_Task goal_. Reproduce all the records with every "x-tick-label" switched to "x-axis-tick" and nothing else altered, and leave out the pictures.

**** Listed entries ****

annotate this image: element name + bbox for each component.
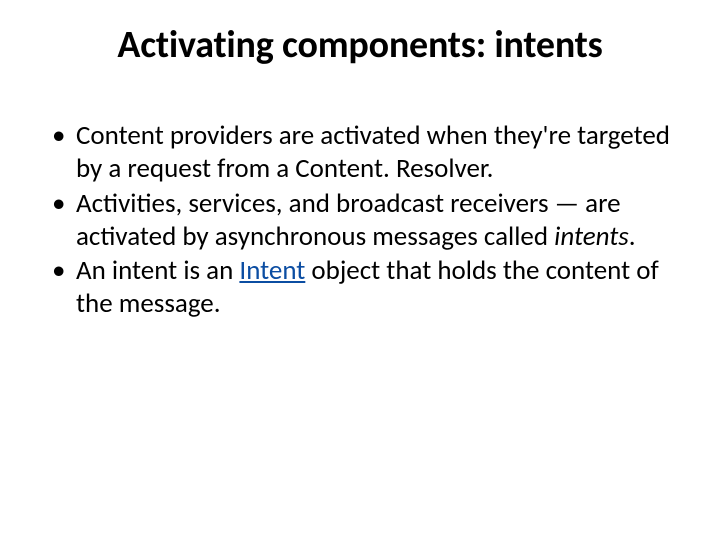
bullet-text-post: . — [629, 220, 636, 253]
slide-title: Activating components: intents — [48, 24, 672, 68]
intent-link[interactable]: Intent — [239, 254, 305, 287]
bullet-text-pre: Activities, services, and broadcast rece… — [76, 187, 621, 253]
list-item: Content providers are activated when the… — [48, 120, 672, 186]
bullet-text: Content providers are activated when the… — [76, 119, 670, 185]
list-item: An intent is an Intent object that holds… — [48, 255, 672, 321]
slide: Activating components: intents Content p… — [0, 0, 720, 540]
list-item: Activities, services, and broadcast rece… — [48, 188, 672, 254]
bullet-list: Content providers are activated when the… — [48, 120, 672, 322]
bullet-text-em: intents — [554, 220, 629, 253]
bullet-text-pre: An intent is an — [76, 254, 239, 287]
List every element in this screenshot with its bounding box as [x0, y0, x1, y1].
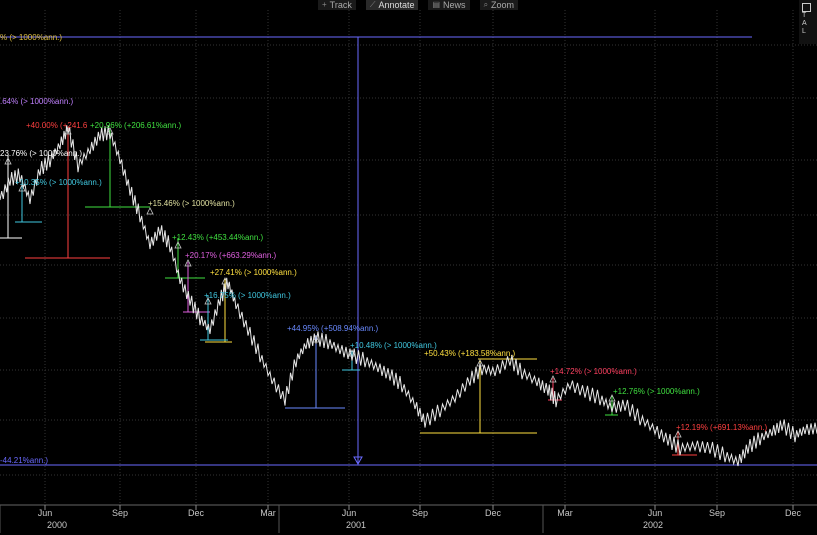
x-tick-label: Jun [38, 508, 53, 518]
x-tick-label: Dec [188, 508, 205, 518]
annotation-label: +44.95% (+508.94%ann.) [287, 324, 379, 333]
hline-label: % (> 1000%ann.) [0, 33, 62, 42]
year-label: 2000 [47, 520, 67, 530]
marker-icon [146, 207, 154, 215]
annotation-label: +40.00% (+241.6 [26, 121, 88, 130]
x-tick-label: Jun [648, 508, 663, 518]
annotation-label: +10.35% (> 1000%ann.) [15, 178, 102, 187]
annotation-label: +12.19% (+691.13%ann.) [676, 423, 768, 432]
x-tick-label: Sep [112, 508, 128, 518]
x-tick-label: Jun [342, 508, 357, 518]
x-axis: Jun Sep Dec Mar Jun Sep Dec Mar Jun Sep Dec 2000 200… [0, 504, 817, 533]
x-tick-label: Sep [709, 508, 725, 518]
annotation-label: +15.46% (> 1000%ann.) [148, 199, 235, 208]
x-tick-label: Dec [485, 508, 502, 518]
hline-label: -44.21%ann.) [0, 456, 48, 465]
annotation-label: +20.17% (+663.29%ann.) [185, 251, 277, 260]
price-line [0, 125, 817, 467]
annotation-label: +27.41% (> 1000%ann.) [210, 268, 297, 277]
annotation-label: .64% (> 1000%ann.) [0, 97, 73, 106]
x-tick-label: Mar [557, 508, 573, 518]
annotation-label: +14.72% (> 1000%ann.) [550, 367, 637, 376]
annotation-label: +50.43% (+183.58%ann.) [424, 349, 516, 358]
annotation-label: +12.76% (> 1000%ann.) [613, 387, 700, 396]
year-label: 2001 [346, 520, 366, 530]
price-series [0, 125, 817, 467]
x-tick-label: Dec [785, 508, 802, 518]
annotation-label: +12.43% (+453.44%ann.) [172, 233, 264, 242]
annotation-brackets [0, 128, 697, 456]
annotation-labels: .64% (> 1000%ann.) +40.00% (+241.6 +20.96%… [0, 97, 768, 438]
price-chart[interactable]: % (> 1000%ann.) -44.21%ann.) .64% (> 1000… [0, 0, 817, 535]
annotation-label: +16.75% (> 1000%ann.) [204, 291, 291, 300]
x-tick-label: Sep [412, 508, 428, 518]
annotation-label: 23.76% (> 1000%ann.) [0, 149, 82, 158]
annotation-label: +20.96% (+206.61%ann.) [90, 121, 182, 130]
year-label: 2002 [643, 520, 663, 530]
x-tick-label: Mar [260, 508, 276, 518]
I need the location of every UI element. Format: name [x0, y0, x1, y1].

****

_Answer in full_.
annotate this image: element name + bbox for each component.
bullet-text-post: . — [629, 220, 636, 253]
slide-title: Activating components: intents — [48, 24, 672, 68]
intent-link[interactable]: Intent — [239, 254, 305, 287]
bullet-text-pre: Activities, services, and broadcast rece… — [76, 187, 621, 253]
list-item: Content providers are activated when the… — [48, 120, 672, 186]
bullet-text: Content providers are activated when the… — [76, 119, 670, 185]
list-item: An intent is an Intent object that holds… — [48, 255, 672, 321]
slide: Activating components: intents Content p… — [0, 0, 720, 540]
list-item: Activities, services, and broadcast rece… — [48, 188, 672, 254]
bullet-list: Content providers are activated when the… — [48, 120, 672, 322]
bullet-text-em: intents — [554, 220, 629, 253]
bullet-text-pre: An intent is an — [76, 254, 239, 287]
List every element in this screenshot with its bounding box as [x0, y0, x1, y1].
x-axis-tick: Jun [38, 508, 53, 518]
x-axis-tick: Dec [188, 508, 205, 518]
annotation-label: +44.95% (+508.94%ann.) [287, 324, 379, 333]
hline-label: % (> 1000%ann.) [0, 33, 62, 42]
year-label: 2000 [47, 520, 67, 530]
marker-icon [146, 207, 154, 215]
annotation-label: +40.00% (+241.6 [26, 121, 88, 130]
x-axis-tick: Jun [648, 508, 663, 518]
annotation-label: +10.35% (> 1000%ann.) [15, 178, 102, 187]
annotation-label: +12.19% (+691.13%ann.) [676, 423, 768, 432]
x-axis-tick: Sep [112, 508, 128, 518]
x-axis-tick: Jun [342, 508, 357, 518]
x-axis: Jun Sep Dec Mar Jun Sep Dec Mar Jun Sep Dec 2000 200… [0, 504, 817, 533]
x-axis-tick: Sep [709, 508, 725, 518]
annotation-label: +15.46% (> 1000%ann.) [148, 199, 235, 208]
x-axis-tick: Dec [485, 508, 502, 518]
hline-label: -44.21%ann.) [0, 456, 48, 465]
annotation-label: +20.17% (+663.29%ann.) [185, 251, 277, 260]
price-line [0, 125, 817, 467]
annotation-label: +27.41% (> 1000%ann.) [210, 268, 297, 277]
annotation-label: .64% (> 1000%ann.) [0, 97, 73, 106]
x-axis-tick: Mar [557, 508, 573, 518]
annotation-label: +14.72% (> 1000%ann.) [550, 367, 637, 376]
annotation-label: +50.43% (+183.58%ann.) [424, 349, 516, 358]
annotation-label: +12.76% (> 1000%ann.) [613, 387, 700, 396]
year-label: 2001 [346, 520, 366, 530]
price-series [0, 125, 817, 467]
x-axis-tick: Dec [785, 508, 802, 518]
annotation-label: +12.43% (+453.44%ann.) [172, 233, 264, 242]
annotation-brackets [0, 128, 697, 456]
annotation-labels: .64% (> 1000%ann.) +40.00% (+241.6 +20.96%… [0, 97, 768, 438]
price-chart[interactable]: % (> 1000%ann.) -44.21%ann.) .64% (> 1000… [0, 0, 817, 535]
annotation-label: +16.75% (> 1000%ann.) [204, 291, 291, 300]
x-axis-tick: Sep [412, 508, 428, 518]
annotation-label: 23.76% (> 1000%ann.) [0, 149, 82, 158]
annotation-label: +20.96% (+206.61%ann.) [90, 121, 182, 130]
year-label: 2002 [643, 520, 663, 530]
x-axis-tick: Mar [260, 508, 276, 518]
I need the location of every UI element. Format: name [x0, y0, x1, y1].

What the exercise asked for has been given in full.